[YOUR TASK]:
Pick out the lines below with "存货周转天数" and list them.

[EXERCISE MATERIALS]:
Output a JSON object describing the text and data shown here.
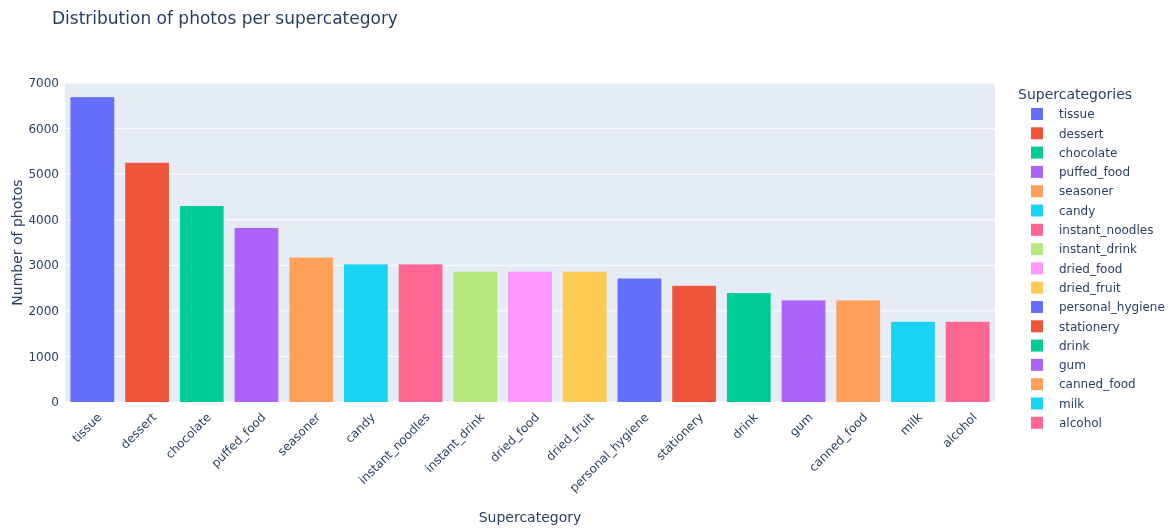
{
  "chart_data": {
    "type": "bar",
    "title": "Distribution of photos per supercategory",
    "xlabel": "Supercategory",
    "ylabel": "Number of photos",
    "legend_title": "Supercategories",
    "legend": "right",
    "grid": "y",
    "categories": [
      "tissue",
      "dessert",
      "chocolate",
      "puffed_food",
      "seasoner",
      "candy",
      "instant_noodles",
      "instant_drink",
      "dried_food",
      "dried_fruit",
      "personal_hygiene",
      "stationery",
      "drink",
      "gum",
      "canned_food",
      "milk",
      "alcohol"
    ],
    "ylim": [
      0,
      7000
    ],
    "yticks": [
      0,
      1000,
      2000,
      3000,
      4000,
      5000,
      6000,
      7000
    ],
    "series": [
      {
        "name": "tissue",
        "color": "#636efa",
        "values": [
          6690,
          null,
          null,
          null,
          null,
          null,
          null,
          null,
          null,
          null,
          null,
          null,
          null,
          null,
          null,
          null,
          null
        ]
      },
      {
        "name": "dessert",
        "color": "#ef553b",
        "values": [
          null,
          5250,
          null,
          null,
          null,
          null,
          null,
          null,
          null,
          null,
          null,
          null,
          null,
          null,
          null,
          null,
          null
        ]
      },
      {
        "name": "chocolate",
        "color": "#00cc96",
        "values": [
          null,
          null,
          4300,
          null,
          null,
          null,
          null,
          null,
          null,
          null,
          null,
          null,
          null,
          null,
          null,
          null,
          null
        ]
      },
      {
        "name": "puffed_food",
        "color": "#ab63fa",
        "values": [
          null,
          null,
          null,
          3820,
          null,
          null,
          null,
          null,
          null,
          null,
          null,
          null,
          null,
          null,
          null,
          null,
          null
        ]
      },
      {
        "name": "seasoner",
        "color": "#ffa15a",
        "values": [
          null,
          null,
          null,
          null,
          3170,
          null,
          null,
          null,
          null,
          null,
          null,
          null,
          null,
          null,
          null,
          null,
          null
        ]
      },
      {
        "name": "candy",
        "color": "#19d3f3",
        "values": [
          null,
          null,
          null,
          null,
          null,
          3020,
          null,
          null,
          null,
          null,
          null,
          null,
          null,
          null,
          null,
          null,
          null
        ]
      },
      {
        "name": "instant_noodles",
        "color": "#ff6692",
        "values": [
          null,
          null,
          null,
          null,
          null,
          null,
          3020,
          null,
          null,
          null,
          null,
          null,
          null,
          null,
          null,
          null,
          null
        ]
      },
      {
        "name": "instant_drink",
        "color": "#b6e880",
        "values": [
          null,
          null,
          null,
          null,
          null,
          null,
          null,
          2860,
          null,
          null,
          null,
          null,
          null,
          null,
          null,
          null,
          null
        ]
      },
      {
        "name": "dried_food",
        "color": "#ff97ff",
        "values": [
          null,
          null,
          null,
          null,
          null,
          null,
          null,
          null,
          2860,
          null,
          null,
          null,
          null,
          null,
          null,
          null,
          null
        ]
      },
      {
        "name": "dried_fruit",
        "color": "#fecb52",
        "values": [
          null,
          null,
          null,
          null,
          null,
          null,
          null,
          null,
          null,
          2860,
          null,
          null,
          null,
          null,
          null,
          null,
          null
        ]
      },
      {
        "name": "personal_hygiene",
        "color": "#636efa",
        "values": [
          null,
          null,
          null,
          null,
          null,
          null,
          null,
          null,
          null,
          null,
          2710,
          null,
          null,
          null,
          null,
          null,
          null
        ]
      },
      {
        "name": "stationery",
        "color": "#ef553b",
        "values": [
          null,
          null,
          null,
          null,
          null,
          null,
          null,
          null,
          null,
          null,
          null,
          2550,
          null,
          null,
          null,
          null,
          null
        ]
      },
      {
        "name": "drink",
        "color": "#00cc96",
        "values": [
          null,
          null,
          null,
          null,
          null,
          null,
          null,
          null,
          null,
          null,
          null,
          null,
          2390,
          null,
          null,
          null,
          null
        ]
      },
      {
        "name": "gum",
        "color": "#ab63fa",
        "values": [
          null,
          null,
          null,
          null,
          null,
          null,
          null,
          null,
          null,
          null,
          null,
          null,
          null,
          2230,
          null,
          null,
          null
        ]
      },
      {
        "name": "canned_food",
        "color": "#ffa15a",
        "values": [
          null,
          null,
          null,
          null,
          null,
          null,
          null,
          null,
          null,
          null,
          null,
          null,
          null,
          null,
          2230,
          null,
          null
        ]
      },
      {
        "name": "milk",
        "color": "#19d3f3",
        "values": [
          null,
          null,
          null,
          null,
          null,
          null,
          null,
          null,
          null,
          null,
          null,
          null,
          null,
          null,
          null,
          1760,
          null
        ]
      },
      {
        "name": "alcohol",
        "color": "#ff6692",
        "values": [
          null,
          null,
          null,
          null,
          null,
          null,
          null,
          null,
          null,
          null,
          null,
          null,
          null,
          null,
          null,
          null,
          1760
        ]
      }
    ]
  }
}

* * *

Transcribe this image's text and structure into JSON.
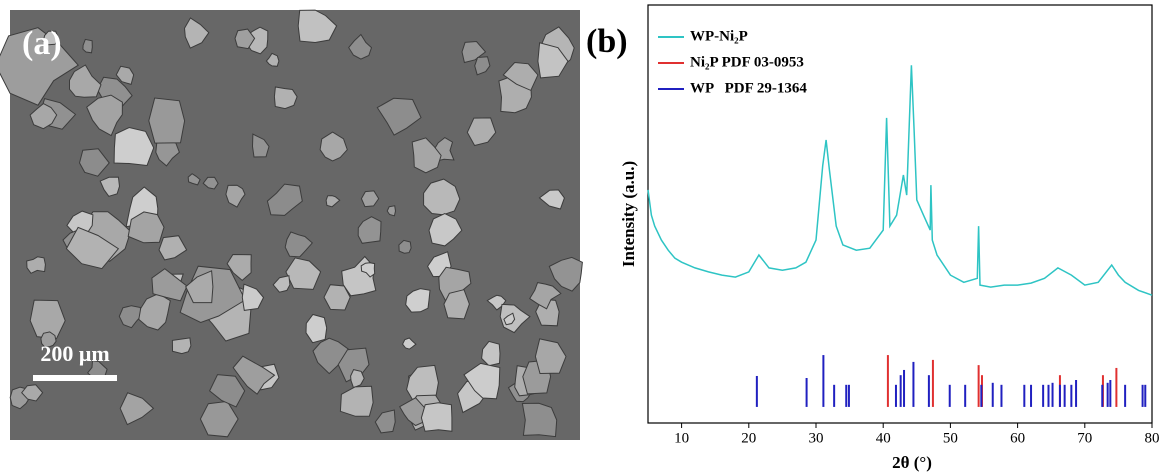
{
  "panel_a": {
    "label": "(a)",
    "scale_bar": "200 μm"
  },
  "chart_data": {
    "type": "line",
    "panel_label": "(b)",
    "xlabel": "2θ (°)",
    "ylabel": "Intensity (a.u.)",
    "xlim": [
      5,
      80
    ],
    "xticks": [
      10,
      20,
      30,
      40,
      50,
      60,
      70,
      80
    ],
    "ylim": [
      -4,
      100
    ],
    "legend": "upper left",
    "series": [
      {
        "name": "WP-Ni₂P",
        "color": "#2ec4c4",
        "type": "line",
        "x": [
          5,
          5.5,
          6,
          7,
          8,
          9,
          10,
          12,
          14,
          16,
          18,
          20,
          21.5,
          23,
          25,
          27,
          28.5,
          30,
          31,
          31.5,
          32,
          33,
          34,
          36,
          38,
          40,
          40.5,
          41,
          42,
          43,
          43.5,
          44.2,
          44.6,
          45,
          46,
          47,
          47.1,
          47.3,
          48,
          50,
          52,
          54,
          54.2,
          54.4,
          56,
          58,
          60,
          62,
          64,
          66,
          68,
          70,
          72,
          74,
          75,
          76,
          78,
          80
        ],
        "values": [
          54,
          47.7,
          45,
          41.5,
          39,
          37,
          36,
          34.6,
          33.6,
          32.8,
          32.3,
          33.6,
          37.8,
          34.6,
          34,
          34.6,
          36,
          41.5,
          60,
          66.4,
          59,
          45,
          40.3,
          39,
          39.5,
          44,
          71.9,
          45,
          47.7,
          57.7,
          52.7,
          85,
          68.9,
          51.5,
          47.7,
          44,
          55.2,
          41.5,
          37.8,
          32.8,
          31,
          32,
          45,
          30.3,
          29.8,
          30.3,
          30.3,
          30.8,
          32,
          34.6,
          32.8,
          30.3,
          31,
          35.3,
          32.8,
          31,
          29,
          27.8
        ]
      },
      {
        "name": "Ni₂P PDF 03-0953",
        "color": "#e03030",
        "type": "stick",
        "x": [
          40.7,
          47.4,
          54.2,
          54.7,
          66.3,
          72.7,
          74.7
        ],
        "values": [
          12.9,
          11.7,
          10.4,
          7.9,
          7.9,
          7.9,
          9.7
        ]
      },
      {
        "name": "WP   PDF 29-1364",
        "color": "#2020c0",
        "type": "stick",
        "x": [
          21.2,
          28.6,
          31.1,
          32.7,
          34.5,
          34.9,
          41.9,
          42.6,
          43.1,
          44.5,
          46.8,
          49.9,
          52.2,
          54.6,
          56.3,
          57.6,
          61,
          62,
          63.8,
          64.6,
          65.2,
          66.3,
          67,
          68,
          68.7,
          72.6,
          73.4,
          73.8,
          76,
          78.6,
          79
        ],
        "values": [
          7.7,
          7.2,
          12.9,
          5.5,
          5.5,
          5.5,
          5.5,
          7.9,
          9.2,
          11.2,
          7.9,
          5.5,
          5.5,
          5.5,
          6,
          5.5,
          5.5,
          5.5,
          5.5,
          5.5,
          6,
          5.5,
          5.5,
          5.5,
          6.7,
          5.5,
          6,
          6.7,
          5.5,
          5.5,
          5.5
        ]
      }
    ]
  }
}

* * *

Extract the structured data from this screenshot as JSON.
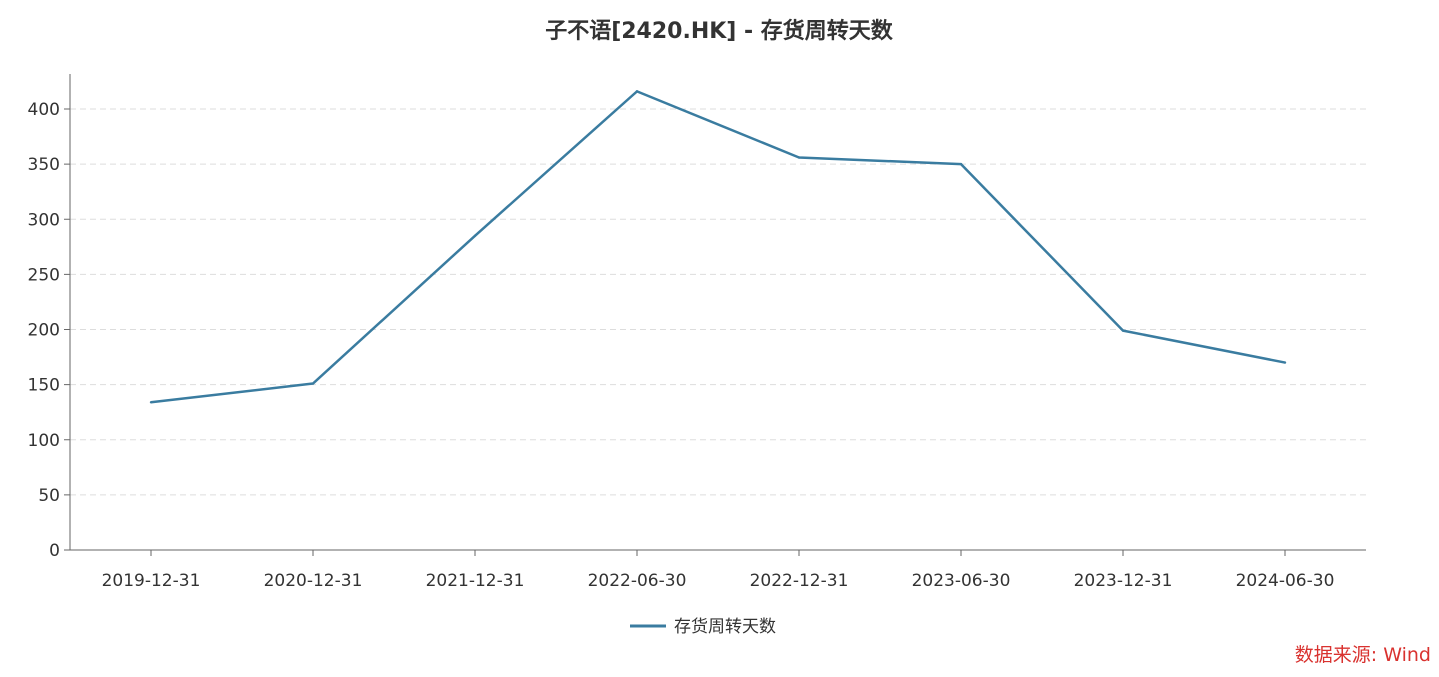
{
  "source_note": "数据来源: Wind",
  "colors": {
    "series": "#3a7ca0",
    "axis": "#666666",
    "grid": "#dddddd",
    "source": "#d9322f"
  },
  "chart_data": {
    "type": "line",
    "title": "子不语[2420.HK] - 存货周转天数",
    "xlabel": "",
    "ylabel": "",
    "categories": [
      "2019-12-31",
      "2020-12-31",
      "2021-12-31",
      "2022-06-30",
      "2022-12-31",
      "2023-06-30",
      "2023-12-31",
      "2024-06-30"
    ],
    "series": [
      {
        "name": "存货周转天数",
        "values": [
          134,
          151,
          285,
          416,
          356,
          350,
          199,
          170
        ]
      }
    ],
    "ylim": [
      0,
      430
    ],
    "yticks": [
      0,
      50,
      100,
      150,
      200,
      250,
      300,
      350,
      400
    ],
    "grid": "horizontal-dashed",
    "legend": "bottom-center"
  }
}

[SOLUTION FOR THIS EXERCISE]:
    "title": "子不语[2420.HK] - 存货周转天数",
        "name": "存货周转天数",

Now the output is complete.